> _WHAT IS EXPECTED_:
Pick out the lines below with "जनपद" and list them.

> _ITEMS_:
----------------

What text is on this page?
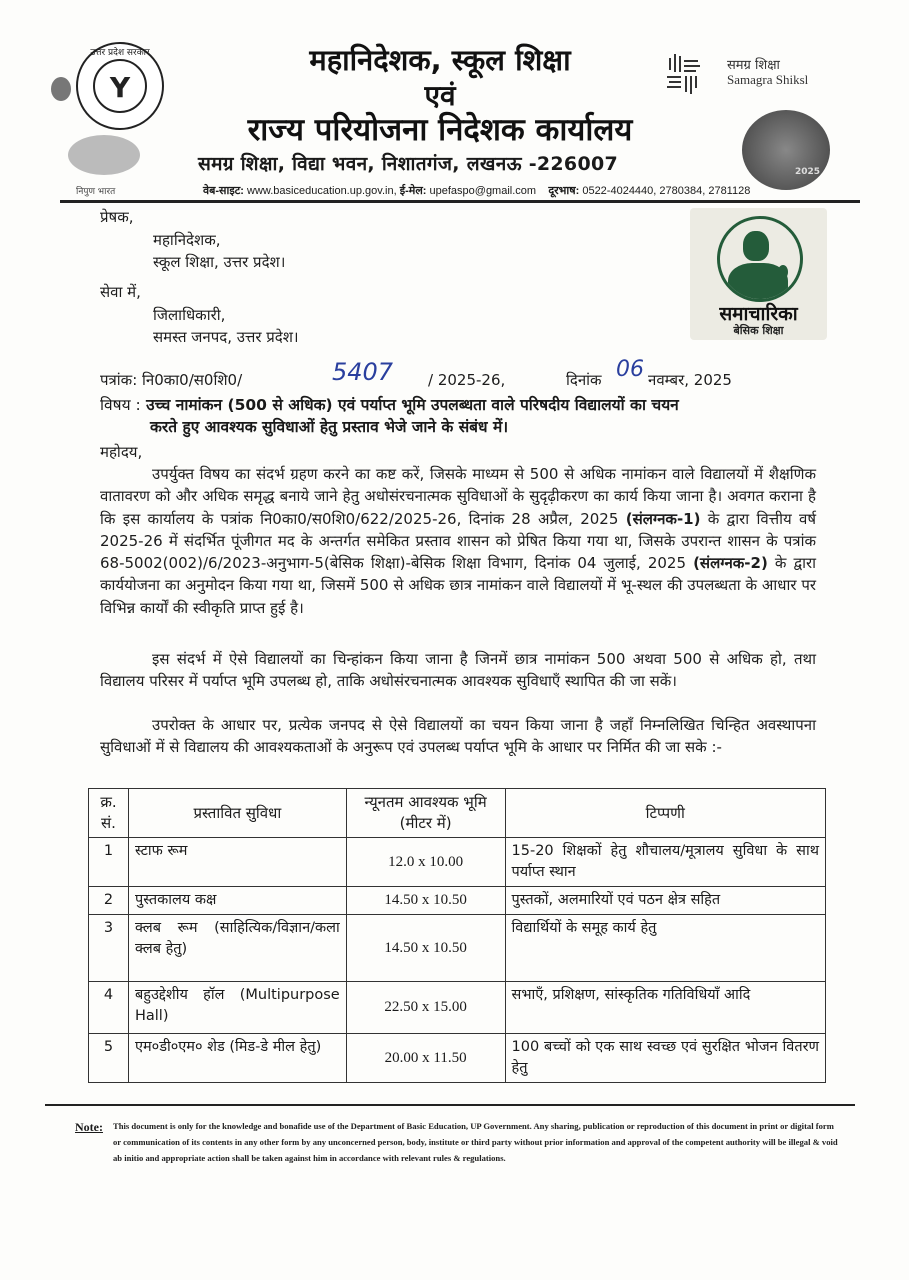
उत्तर प्रदेश सरकार
Y
निपुण भारत
महानिदेशक, स्कूल शिक्षा
एवं
राज्य परियोजना निदेशक कार्यालय
समग्र शिक्षा, विद्या भवन, निशातगंज, लखनऊ -226007
वेब-साइट: www.basiceducation.up.gov.in, ई-मेल: upefaspo@gmail.com दूरभाष: 0522-4024440, 2780384, 2781128
समग्र शिक्षा
Samagra Shiksl
2025
समाचारिका
बेसिक शिक्षा
प्रेषक,
महानिदेशक,
स्कूल शिक्षा, उत्तर प्रदेश।
सेवा में,
जिलाधिकारी,
समस्त जनपद, उत्तर प्रदेश।
पत्रांक: नि0का0/स0शि0/	5407 / 2025-26,	दिनांक 06 नवम्बर, 2025
विषय : उच्च नामांकन (500 से अधिक) एवं पर्याप्त भूमि उपलब्धता वाले परिषदीय विद्यालयों का चयन
करते हुए आवश्यक सुविधाओं हेतु प्रस्ताव भेजे जाने के संबंध में।
महोदय,
उपर्युक्त विषय का संदर्भ ग्रहण करने का कष्ट करें, जिसके माध्यम से 500 से अधिक नामांकन वाले विद्यालयों में शैक्षणिक वातावरण को और अधिक समृद्ध बनाये जाने हेतु अधोसंरचनात्मक सुविधाओं के सुदृढ़ीकरण का कार्य किया जाना है। अवगत कराना है कि इस कार्यालय के पत्रांक नि0का0/स0शि0/622/2025-26, दिनांक 28 अप्रैल, 2025 (संलग्नक-1) के द्वारा वित्तीय वर्ष 2025-26 में संदर्भित पूंजीगत मद के अन्तर्गत समेकित प्रस्ताव शासन को प्रेषित किया गया था, जिसके उपरान्त शासन के पत्रांक 68-5002(002)/6/2023-अनुभाग-5(बेसिक शिक्षा)-बेसिक शिक्षा विभाग, दिनांक 04 जुलाई, 2025 (संलग्नक-2) के द्वारा कार्ययोजना का अनुमोदन किया गया था, जिसमें 500 से अधिक छात्र नामांकन वाले विद्यालयों में भू-स्थल की उपलब्धता के आधार पर विभिन्न कार्यों की स्वीकृति प्राप्त हुई है।
इस संदर्भ में ऐसे विद्यालयों का चिन्हांकन किया जाना है जिनमें छात्र नामांकन 500 अथवा 500 से अधिक हो, तथा विद्यालय परिसर में पर्याप्त भूमि उपलब्ध हो, ताकि अधोसंरचनात्मक आवश्यक सुविधाएँ स्थापित की जा सकें।
उपरोक्त के आधार पर, प्रत्येक जनपद से ऐसे विद्यालयों का चयन किया जाना है जहाँ निम्नलिखित चिन्हित अवस्थापना सुविधाओं में से विद्यालय की आवश्यकताओं के अनुरूप एवं उपलब्ध पर्याप्त भूमि के आधार पर निर्मित की जा सके :-
क्र. सं.	प्रस्तावित सुविधा	न्यूनतम आवश्यक भूमि (मीटर में)	टिप्पणी
1	स्टाफ रूम	12.0 x 10.00	15-20 शिक्षकों हेतु शौचालय/मूत्रालय सुविधा के साथ पर्याप्त स्थान
2	पुस्तकालय कक्ष	14.50 x 10.50	पुस्तकों, अलमारियों एवं पठन क्षेत्र सहित
3	क्लब रूम (साहित्यिक/विज्ञान/कला क्लब हेतु)	14.50 x 10.50	विद्यार्थियों के समूह कार्य हेतु
4	बहुउद्देशीय हॉल (Multipurpose Hall)	22.50 x 15.00	सभाएँ, प्रशिक्षण, सांस्कृतिक गतिविधियाँ आदि
5	एम०डी०एम० शेड (मिड-डे मील हेतु)	20.00 x 11.50	100 बच्चों को एक साथ स्वच्छ एवं सुरक्षित भोजन वितरण हेतु
Note: This document is only for the knowledge and bonafide use of the Department of Basic Education, UP Government. Any sharing, publication or reproduction of this document in print or digital form or communication of its contents in any other form by any unconcerned person, body, institute or third party without prior information and approval of the competent authority will be illegal & void ab initio and appropriate action shall be taken against him in accordance with relevant rules & regulations.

----------------

> _FINISHED ANSWER_:
समस्त जनपद, उत्तर प्रदेश।
उपरोक्त के आधार पर, प्रत्येक जनपद से ऐसे विद्यालयों का चयन किया जाना है जहाँ निम्नलिखित चिन्हित अवस्थापना सुविधाओं में से विद्यालय की आवश्यकताओं के अनुरूप एवं उपलब्ध पर्याप्त भूमि के आधार पर निर्मित की जा सके :-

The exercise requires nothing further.